** Excerpts from a figure dataset **
----

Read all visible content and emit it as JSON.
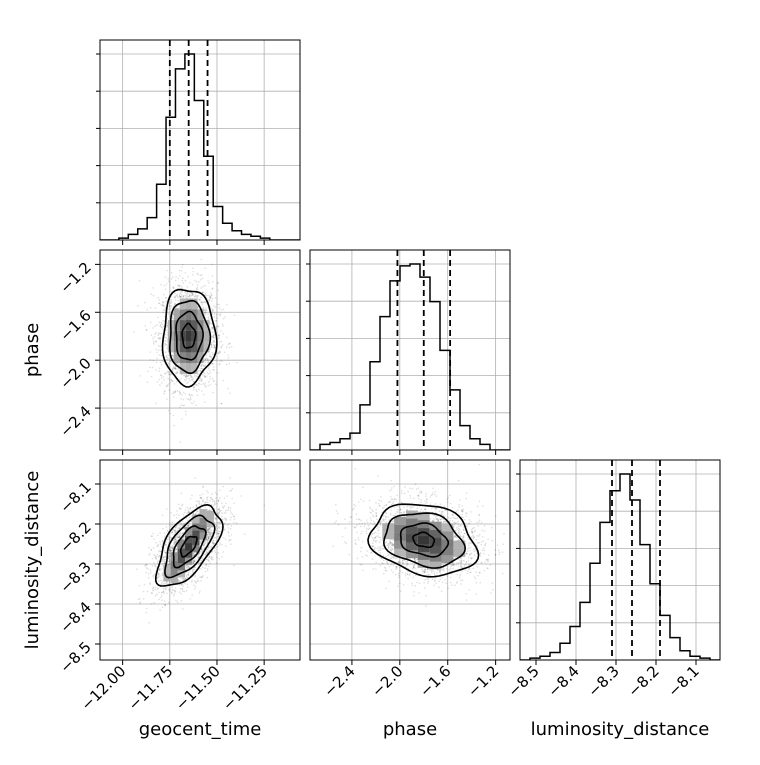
{
  "chart_data": {
    "type": "corner",
    "parameters": [
      {
        "name": "geocent_time",
        "xlabel": "geocent_time",
        "ylabel": "",
        "range": [
          -12.12,
          -11.06
        ],
        "ticks": [
          {
            "v": -12.0,
            "label": "−12.00"
          },
          {
            "v": -11.75,
            "label": "−11.75"
          },
          {
            "v": -11.5,
            "label": "−11.50"
          },
          {
            "v": -11.25,
            "label": "−11.25"
          }
        ],
        "quantiles": [
          -11.75,
          -11.65,
          -11.55
        ]
      },
      {
        "name": "phase",
        "xlabel": "phase",
        "ylabel": "phase",
        "range": [
          -2.75,
          -1.08
        ],
        "ticks": [
          {
            "v": -2.4,
            "label": "−2.4"
          },
          {
            "v": -2.0,
            "label": "−2.0"
          },
          {
            "v": -1.6,
            "label": "−1.6"
          },
          {
            "v": -1.2,
            "label": "−1.2"
          }
        ],
        "quantiles": [
          -2.02,
          -1.8,
          -1.58
        ]
      },
      {
        "name": "luminosity_distance",
        "xlabel": "luminosity_distance",
        "ylabel": "luminosity_distance",
        "range": [
          -8.54,
          -8.04
        ],
        "ticks": [
          {
            "v": -8.5,
            "label": "−8.5"
          },
          {
            "v": -8.4,
            "label": "−8.4"
          },
          {
            "v": -8.3,
            "label": "−8.3"
          },
          {
            "v": -8.2,
            "label": "−8.2"
          },
          {
            "v": -8.1,
            "label": "−8.1"
          }
        ],
        "quantiles": [
          -8.31,
          -8.26,
          -8.19
        ]
      }
    ],
    "histograms": [
      {
        "param": "geocent_time",
        "edges_start": -12.12,
        "bin_width": 0.05,
        "counts": [
          0,
          0,
          1,
          3,
          6,
          12,
          30,
          66,
          92,
          100,
          75,
          45,
          18,
          9,
          5,
          3,
          2,
          1,
          0,
          0,
          0
        ]
      },
      {
        "param": "phase",
        "edges_start": -2.75,
        "bin_width": 0.0835,
        "counts": [
          0,
          3,
          4,
          6,
          9,
          24,
          47,
          71,
          90,
          98,
          99,
          92,
          79,
          53,
          32,
          13,
          6,
          3,
          0,
          0
        ]
      },
      {
        "param": "luminosity_distance",
        "edges_start": -8.54,
        "bin_width": 0.025,
        "counts": [
          0,
          1,
          2,
          4,
          9,
          18,
          31,
          52,
          74,
          91,
          100,
          86,
          62,
          41,
          24,
          12,
          5,
          2,
          1,
          0
        ]
      }
    ],
    "pairs": [
      {
        "x": "geocent_time",
        "y": "phase",
        "mean": [
          -11.65,
          -1.8
        ],
        "sd": [
          0.07,
          0.2
        ],
        "corr": 0.0,
        "contours": [
          0.5,
          1.0,
          1.5,
          2.0
        ]
      },
      {
        "x": "geocent_time",
        "y": "luminosity_distance",
        "mean": [
          -11.65,
          -8.255
        ],
        "sd": [
          0.085,
          0.05
        ],
        "corr": 0.6,
        "contours": [
          0.5,
          1.0,
          1.5,
          2.0
        ]
      },
      {
        "x": "phase",
        "y": "luminosity_distance",
        "mean": [
          -1.8,
          -8.24
        ],
        "sd": [
          0.22,
          0.045
        ],
        "corr": -0.2,
        "contours": [
          0.4,
          0.9,
          1.5,
          2.0
        ]
      }
    ],
    "grid": true,
    "line_color": "#000000",
    "grid_color": "#b0b0b0"
  }
}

----

** WRITTEN TASK **
Copy out all the entries exactly. Images stay out of the copy.

** EXERCISE RESPONSE **
Read all visible content and emit it as JSON.
{
  "chart_data": {
    "type": "corner",
    "parameters": [
      {
        "name": "geocent_time",
        "xlabel": "geocent_time",
        "ylabel": "",
        "range": [
          -12.12,
          -11.06
        ],
        "ticks": [
          {
            "v": -12.0,
            "label": "−12.00"
          },
          {
            "v": -11.75,
            "label": "−11.75"
          },
          {
            "v": -11.5,
            "label": "−11.50"
          },
          {
            "v": -11.25,
            "label": "−11.25"
          }
        ],
        "quantiles": [
          -11.75,
          -11.65,
          -11.55
        ]
      },
      {
        "name": "phase",
        "xlabel": "phase",
        "ylabel": "phase",
        "range": [
          -2.75,
          -1.08
        ],
        "ticks": [
          {
            "v": -2.4,
            "label": "−2.4"
          },
          {
            "v": -2.0,
            "label": "−2.0"
          },
          {
            "v": -1.6,
            "label": "−1.6"
          },
          {
            "v": -1.2,
            "label": "−1.2"
          }
        ],
        "quantiles": [
          -2.02,
          -1.8,
          -1.58
        ]
      },
      {
        "name": "luminosity_distance",
        "xlabel": "luminosity_distance",
        "ylabel": "luminosity_distance",
        "range": [
          -8.54,
          -8.04
        ],
        "ticks": [
          {
            "v": -8.5,
            "label": "−8.5"
          },
          {
            "v": -8.4,
            "label": "−8.4"
          },
          {
            "v": -8.3,
            "label": "−8.3"
          },
          {
            "v": -8.2,
            "label": "−8.2"
          },
          {
            "v": -8.1,
            "label": "−8.1"
          }
        ],
        "quantiles": [
          -8.31,
          -8.26,
          -8.19
        ]
      }
    ],
    "histograms": [
      {
        "param": "geocent_time",
        "edges_start": -12.12,
        "bin_width": 0.05,
        "counts": [
          0,
          0,
          1,
          3,
          6,
          12,
          30,
          66,
          92,
          100,
          75,
          45,
          18,
          9,
          5,
          3,
          2,
          1,
          0,
          0,
          0
        ]
      },
      {
        "param": "phase",
        "edges_start": -2.75,
        "bin_width": 0.0835,
        "counts": [
          0,
          3,
          4,
          6,
          9,
          24,
          47,
          71,
          90,
          98,
          99,
          92,
          79,
          53,
          32,
          13,
          6,
          3,
          0,
          0
        ]
      },
      {
        "param": "luminosity_distance",
        "edges_start": -8.54,
        "bin_width": 0.025,
        "counts": [
          0,
          1,
          2,
          4,
          9,
          18,
          31,
          52,
          74,
          91,
          100,
          86,
          62,
          41,
          24,
          12,
          5,
          2,
          1,
          0
        ]
      }
    ],
    "pairs": [
      {
        "x": "geocent_time",
        "y": "phase",
        "mean": [
          -11.65,
          -1.8
        ],
        "sd": [
          0.07,
          0.2
        ],
        "corr": 0.0,
        "contours": [
          0.5,
          1.0,
          1.5,
          2.0
        ]
      },
      {
        "x": "geocent_time",
        "y": "luminosity_distance",
        "mean": [
          -11.65,
          -8.255
        ],
        "sd": [
          0.085,
          0.05
        ],
        "corr": 0.6,
        "contours": [
          0.5,
          1.0,
          1.5,
          2.0
        ]
      },
      {
        "x": "phase",
        "y": "luminosity_distance",
        "mean": [
          -1.8,
          -8.24
        ],
        "sd": [
          0.22,
          0.045
        ],
        "corr": -0.2,
        "contours": [
          0.4,
          0.9,
          1.5,
          2.0
        ]
      }
    ],
    "grid": true,
    "line_color": "#000000",
    "grid_color": "#b0b0b0"
  }
}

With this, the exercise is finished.